▸ INPUT DATA:

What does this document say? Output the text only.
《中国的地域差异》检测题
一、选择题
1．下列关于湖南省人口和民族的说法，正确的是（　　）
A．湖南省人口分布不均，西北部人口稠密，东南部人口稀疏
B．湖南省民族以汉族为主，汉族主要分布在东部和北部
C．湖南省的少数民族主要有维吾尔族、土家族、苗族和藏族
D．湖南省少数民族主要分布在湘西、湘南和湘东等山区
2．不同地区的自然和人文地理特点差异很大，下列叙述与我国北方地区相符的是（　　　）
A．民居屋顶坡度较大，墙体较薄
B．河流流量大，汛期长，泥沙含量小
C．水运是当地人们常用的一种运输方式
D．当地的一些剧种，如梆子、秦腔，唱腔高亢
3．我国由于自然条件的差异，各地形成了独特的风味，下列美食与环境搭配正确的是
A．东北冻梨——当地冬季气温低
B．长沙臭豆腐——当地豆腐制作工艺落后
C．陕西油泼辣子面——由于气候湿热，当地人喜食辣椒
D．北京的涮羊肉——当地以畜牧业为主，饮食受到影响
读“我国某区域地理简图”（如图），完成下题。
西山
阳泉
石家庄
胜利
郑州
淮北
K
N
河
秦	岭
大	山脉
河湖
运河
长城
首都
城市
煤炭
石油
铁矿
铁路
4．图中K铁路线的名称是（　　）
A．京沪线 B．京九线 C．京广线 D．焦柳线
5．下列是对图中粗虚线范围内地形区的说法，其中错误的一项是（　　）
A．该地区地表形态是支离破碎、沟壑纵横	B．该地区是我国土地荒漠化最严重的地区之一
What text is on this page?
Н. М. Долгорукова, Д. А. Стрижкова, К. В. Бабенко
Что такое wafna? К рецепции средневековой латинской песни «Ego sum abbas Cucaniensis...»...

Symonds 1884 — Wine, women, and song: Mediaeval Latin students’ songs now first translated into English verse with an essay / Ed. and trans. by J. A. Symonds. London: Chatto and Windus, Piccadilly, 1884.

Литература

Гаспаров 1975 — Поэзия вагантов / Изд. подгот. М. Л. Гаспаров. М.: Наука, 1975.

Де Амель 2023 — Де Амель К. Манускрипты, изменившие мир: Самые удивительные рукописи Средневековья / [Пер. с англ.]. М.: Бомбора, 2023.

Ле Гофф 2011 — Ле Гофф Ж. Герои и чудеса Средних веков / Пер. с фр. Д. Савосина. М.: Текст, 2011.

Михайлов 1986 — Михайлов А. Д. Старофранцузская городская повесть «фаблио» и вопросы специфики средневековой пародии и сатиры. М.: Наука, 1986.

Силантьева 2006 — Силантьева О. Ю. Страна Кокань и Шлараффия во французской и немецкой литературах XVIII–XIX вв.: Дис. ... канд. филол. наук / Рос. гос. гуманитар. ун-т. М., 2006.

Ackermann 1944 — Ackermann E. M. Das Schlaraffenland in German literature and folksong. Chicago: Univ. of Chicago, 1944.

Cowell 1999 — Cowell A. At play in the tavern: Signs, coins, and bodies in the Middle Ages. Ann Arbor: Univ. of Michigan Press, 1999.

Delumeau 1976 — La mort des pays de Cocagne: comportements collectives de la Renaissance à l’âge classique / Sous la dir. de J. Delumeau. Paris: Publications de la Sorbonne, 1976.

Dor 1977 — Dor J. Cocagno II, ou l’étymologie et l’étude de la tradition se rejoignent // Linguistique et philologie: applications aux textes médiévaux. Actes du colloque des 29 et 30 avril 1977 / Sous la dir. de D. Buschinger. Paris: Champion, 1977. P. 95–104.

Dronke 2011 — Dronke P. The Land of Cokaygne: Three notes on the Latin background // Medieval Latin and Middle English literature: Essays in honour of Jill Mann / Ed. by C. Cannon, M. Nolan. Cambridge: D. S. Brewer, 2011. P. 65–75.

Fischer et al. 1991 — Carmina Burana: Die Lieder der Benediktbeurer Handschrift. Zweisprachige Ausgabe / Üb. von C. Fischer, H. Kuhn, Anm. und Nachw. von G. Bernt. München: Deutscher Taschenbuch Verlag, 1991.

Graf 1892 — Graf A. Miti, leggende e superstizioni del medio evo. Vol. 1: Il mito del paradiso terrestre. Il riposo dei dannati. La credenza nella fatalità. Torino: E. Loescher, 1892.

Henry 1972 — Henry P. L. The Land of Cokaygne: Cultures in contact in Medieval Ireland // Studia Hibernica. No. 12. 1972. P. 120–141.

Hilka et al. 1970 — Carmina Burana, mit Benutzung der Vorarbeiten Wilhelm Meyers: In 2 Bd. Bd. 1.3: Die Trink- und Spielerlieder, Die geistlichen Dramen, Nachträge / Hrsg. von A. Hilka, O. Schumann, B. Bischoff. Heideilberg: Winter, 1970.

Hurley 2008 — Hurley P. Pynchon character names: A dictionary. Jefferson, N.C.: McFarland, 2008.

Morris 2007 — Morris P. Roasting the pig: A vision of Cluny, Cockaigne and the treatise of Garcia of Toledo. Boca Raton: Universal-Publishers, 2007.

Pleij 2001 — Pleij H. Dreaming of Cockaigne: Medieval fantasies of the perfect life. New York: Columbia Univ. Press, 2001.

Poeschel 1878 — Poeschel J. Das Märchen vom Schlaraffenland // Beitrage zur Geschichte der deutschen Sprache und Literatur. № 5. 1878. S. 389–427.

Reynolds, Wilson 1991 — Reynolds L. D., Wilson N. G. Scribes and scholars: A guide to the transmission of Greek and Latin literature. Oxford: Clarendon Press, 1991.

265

▸ TASK BRIEF: Every record should be given again exactly.

▸ SOLVED EXERCISE:
What does this document say? Output the text only.
《中国的地域差异》检测题
一、选择题
1．下列关于湖南省人口和民族的说法，正确的是（　　）
A．湖南省人口分布不均，西北部人口稠密，东南部人口稀疏
B．湖南省民族以汉族为主，汉族主要分布在东部和北部
C．湖南省的少数民族主要有维吾尔族、土家族、苗族和藏族
D．湖南省少数民族主要分布在湘西、湘南和湘东等山区
2．不同地区的自然和人文地理特点差异很大，下列叙述与我国北方地区相符的是（　　　）
A．民居屋顶坡度较大，墙体较薄
B．河流流量大，汛期长，泥沙含量小
C．水运是当地人们常用的一种运输方式
D．当地的一些剧种，如梆子、秦腔，唱腔高亢
3．我国由于自然条件的差异，各地形成了独特的风味，下列美食与环境搭配正确的是
A．东北冻梨——当地冬季气温低
B．长沙臭豆腐——当地豆腐制作工艺落后
C．陕西油泼辣子面——由于气候湿热，当地人喜食辣椒
D．北京的涮羊肉——当地以畜牧业为主，饮食受到影响
读“我国某区域地理简图”（如图），完成下题。
西山
阳泉
石家庄
胜利
郑州
淮北
K
N
河
秦	岭
大	山脉
河湖
运河
长城
首都
城市
煤炭
石油
铁矿
铁路
4．图中K铁路线的名称是（　　）
A．京沪线 B．京九线 C．京广线 D．焦柳线
5．下列是对图中粗虚线范围内地形区的说法，其中错误的一项是（　　）
A．该地区地表形态是支离破碎、沟壑纵横	B．该地区是我国土地荒漠化最严重的地区之一
What text is on this page?
Н. М. Долгорукова, Д. А. Стрижкова, К. В. Бабенко
Что такое wafna? К рецепции средневековой латинской песни «Ego sum abbas Cucaniensis...»...

Symonds 1884 — Wine, women, and song: Mediaeval Latin students’ songs now first translated into English verse with an essay / Ed. and trans. by J. A. Symonds. London: Chatto and Windus, Piccadilly, 1884.

Литература

Гаспаров 1975 — Поэзия вагантов / Изд. подгот. М. Л. Гаспаров. М.: Наука, 1975.

Де Амель 2023 — Де Амель К. Манускрипты, изменившие мир: Самые удивительные рукописи Средневековья / [Пер. с англ.]. М.: Бомбора, 2023.

Ле Гофф 2011 — Ле Гофф Ж. Герои и чудеса Средних веков / Пер. с фр. Д. Савосина. М.: Текст, 2011.

Михайлов 1986 — Михайлов А. Д. Старофранцузская городская повесть «фаблио» и вопросы специфики средневековой пародии и сатиры. М.: Наука, 1986.

Силантьева 2006 — Силантьева О. Ю. Страна Кокань и Шлараффия во французской и немецкой литературах XVIII–XIX вв.: Дис. ... канд. филол. наук / Рос. гос. гуманитар. ун-т. М., 2006.

Ackermann 1944 — Ackermann E. M. Das Schlaraffenland in German literature and folksong. Chicago: Univ. of Chicago, 1944.

Cowell 1999 — Cowell A. At play in the tavern: Signs, coins, and bodies in the Middle Ages. Ann Arbor: Univ. of Michigan Press, 1999.

Delumeau 1976 — La mort des pays de Cocagne: comportements collectives de la Renaissance à l’âge classique / Sous la dir. de J. Delumeau. Paris: Publications de la Sorbonne, 1976.

Dor 1977 — Dor J. Cocagno II, ou l’étymologie et l’étude de la tradition se rejoignent // Linguistique et philologie: applications aux textes médiévaux. Actes du colloque des 29 et 30 avril 1977 / Sous la dir. de D. Buschinger. Paris: Champion, 1977. P. 95–104.

Dronke 2011 — Dronke P. The Land of Cokaygne: Three notes on the Latin background // Medieval Latin and Middle English literature: Essays in honour of Jill Mann / Ed. by C. Cannon, M. Nolan. Cambridge: D. S. Brewer, 2011. P. 65–75.

Fischer et al. 1991 — Carmina Burana: Die Lieder der Benediktbeurer Handschrift. Zweisprachige Ausgabe / Üb. von C. Fischer, H. Kuhn, Anm. und Nachw. von G. Bernt. München: Deutscher Taschenbuch Verlag, 1991.

Graf 1892 — Graf A. Miti, leggende e superstizioni del medio evo. Vol. 1: Il mito del paradiso terrestre. Il riposo dei dannati. La credenza nella fatalità. Torino: E. Loescher, 1892.

Henry 1972 — Henry P. L. The Land of Cokaygne: Cultures in contact in Medieval Ireland // Studia Hibernica. No. 12. 1972. P. 120–141.

Hilka et al. 1970 — Carmina Burana, mit Benutzung der Vorarbeiten Wilhelm Meyers: In 2 Bd. Bd. 1.3: Die Trink- und Spielerlieder, Die geistlichen Dramen, Nachträge / Hrsg. von A. Hilka, O. Schumann, B. Bischoff. Heideilberg: Winter, 1970.

Hurley 2008 — Hurley P. Pynchon character names: A dictionary. Jefferson, N.C.: McFarland, 2008.

Morris 2007 — Morris P. Roasting the pig: A vision of Cluny, Cockaigne and the treatise of Garcia of Toledo. Boca Raton: Universal-Publishers, 2007.

Pleij 2001 — Pleij H. Dreaming of Cockaigne: Medieval fantasies of the perfect life. New York: Columbia Univ. Press, 2001.

Poeschel 1878 — Poeschel J. Das Märchen vom Schlaraffenland // Beitrage zur Geschichte der deutschen Sprache und Literatur. № 5. 1878. S. 389–427.

Reynolds, Wilson 1991 — Reynolds L. D., Wilson N. G. Scribes and scholars: A guide to the transmission of Greek and Latin literature. Oxford: Clarendon Press, 1991.

265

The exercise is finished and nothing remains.